Integrating mental health and psychosocial support into primary care and emergency response systems.
Scaling up suicide prevention, particularly among young people.
Strengthening laws and policies to eliminate stigma and discrimination.
Addressing digital, social, and environmental determinants that harm mental well-being.
Investing in the mental health workforce, data collection, and research.
Recognising neurological conditions, such as dementia, within the NCD framework.
Establishing monitoring and accountability mechanisms to track national progress.
While the declaration gained wide support, consensus adoption was blocked by a few countries during the meeting. It will therefore move to a vote in the General Assembly later this year, which will determine whether the commitments become formal UN policy.
From Global Words to European Action
While the declaration represents progress, its promise will only be realised through implementation. For Europe, this means:
A comprehensive EU Mental Health Strategy aligned with the UN declaration and adequately funded under EU4Health.
Stronger integration of mental health within primary care and NCD prevention frameworks.
Cross-sector policies addressing the social and digital determinants of mental well-being.

::::::::

- WORK REQUEST
Summarize the excerpt on the mental health declaration in two sentences.

::::::::

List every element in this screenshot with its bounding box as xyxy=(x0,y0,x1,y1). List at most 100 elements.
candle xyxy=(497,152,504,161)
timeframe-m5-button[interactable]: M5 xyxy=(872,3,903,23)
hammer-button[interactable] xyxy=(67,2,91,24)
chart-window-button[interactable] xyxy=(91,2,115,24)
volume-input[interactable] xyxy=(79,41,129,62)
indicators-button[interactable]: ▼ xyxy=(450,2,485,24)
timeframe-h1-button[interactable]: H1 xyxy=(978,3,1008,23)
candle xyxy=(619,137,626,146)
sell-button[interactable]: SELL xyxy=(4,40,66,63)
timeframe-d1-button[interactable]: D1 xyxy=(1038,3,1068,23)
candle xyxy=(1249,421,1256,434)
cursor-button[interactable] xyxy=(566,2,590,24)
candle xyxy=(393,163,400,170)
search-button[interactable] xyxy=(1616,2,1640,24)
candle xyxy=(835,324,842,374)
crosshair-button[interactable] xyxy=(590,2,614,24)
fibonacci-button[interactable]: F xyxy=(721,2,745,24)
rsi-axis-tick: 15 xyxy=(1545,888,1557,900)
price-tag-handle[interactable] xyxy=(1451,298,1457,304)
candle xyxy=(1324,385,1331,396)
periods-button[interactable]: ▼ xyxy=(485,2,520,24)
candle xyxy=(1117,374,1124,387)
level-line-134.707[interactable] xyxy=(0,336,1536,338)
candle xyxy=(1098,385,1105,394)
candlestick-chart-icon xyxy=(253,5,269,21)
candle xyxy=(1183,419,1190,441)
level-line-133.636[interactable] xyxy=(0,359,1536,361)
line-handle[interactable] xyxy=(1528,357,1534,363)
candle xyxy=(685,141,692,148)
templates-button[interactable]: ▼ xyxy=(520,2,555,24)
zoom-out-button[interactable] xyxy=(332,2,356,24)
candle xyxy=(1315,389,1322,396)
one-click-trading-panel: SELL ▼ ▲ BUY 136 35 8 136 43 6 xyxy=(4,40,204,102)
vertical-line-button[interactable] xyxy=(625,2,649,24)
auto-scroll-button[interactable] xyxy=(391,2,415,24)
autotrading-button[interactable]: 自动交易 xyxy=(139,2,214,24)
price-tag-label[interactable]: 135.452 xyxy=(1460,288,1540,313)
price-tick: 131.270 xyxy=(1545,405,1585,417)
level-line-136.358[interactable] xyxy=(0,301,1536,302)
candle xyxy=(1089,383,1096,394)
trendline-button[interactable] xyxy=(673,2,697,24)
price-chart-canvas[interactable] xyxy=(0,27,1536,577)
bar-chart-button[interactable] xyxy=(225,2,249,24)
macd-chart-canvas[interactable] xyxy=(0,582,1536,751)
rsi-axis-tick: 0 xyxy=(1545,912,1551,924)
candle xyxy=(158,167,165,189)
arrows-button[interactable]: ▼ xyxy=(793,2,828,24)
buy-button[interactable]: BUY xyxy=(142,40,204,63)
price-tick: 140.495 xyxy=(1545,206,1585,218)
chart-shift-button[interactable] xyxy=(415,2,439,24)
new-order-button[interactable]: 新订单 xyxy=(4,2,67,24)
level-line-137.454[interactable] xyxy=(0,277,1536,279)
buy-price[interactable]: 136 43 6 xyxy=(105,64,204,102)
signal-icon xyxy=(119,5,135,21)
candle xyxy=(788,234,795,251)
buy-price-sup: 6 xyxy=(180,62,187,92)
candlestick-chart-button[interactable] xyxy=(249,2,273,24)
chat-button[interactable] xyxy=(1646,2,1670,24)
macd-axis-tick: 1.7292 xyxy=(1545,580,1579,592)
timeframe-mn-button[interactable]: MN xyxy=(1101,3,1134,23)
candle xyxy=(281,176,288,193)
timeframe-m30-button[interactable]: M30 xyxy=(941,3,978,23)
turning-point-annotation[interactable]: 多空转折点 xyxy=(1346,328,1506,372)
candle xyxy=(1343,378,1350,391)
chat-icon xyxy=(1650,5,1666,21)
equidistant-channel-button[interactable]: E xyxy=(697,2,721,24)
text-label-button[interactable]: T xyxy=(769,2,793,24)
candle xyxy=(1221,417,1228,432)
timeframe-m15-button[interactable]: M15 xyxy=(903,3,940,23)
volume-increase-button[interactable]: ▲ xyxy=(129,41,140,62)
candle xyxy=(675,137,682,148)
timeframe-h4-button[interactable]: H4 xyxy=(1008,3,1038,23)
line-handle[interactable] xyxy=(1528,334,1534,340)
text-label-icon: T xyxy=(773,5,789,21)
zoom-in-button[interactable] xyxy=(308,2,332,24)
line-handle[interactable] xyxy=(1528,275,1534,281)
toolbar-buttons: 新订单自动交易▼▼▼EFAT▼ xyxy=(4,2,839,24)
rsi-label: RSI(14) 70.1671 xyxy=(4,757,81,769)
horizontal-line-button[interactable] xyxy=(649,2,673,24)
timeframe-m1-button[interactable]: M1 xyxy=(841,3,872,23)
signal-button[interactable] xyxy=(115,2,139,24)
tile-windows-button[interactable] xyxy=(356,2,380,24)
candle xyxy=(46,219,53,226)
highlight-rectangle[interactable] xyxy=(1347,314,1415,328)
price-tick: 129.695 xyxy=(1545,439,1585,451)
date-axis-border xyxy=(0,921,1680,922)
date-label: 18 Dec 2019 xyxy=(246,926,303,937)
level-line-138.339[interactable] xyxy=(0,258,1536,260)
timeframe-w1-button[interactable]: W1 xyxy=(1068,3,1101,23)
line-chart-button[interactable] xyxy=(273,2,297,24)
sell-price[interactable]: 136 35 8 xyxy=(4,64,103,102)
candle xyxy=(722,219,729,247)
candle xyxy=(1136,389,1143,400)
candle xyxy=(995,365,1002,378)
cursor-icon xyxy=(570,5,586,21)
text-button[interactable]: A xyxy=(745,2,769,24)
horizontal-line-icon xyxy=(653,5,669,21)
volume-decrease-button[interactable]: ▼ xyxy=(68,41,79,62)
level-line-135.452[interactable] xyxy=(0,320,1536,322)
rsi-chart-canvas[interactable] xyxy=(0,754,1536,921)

::::::::

- RESPONSE FOR THIS EXERCISE
The excerpt lists measures including mental health support in primary care and emergency response, wider suicide prevention, laws against stigma, investment in the workforce and research, and tracking of national progress. It notes that a few countries blocked consensus adoption, sending the declaration to a General Assembly vote later this year, and says that for Europe its promise depends on implementation: an adequately funded EU Mental Health Strategy, stronger integration of mental health in primary care and NCD prevention, and cross-sector policies on social and digital determinants.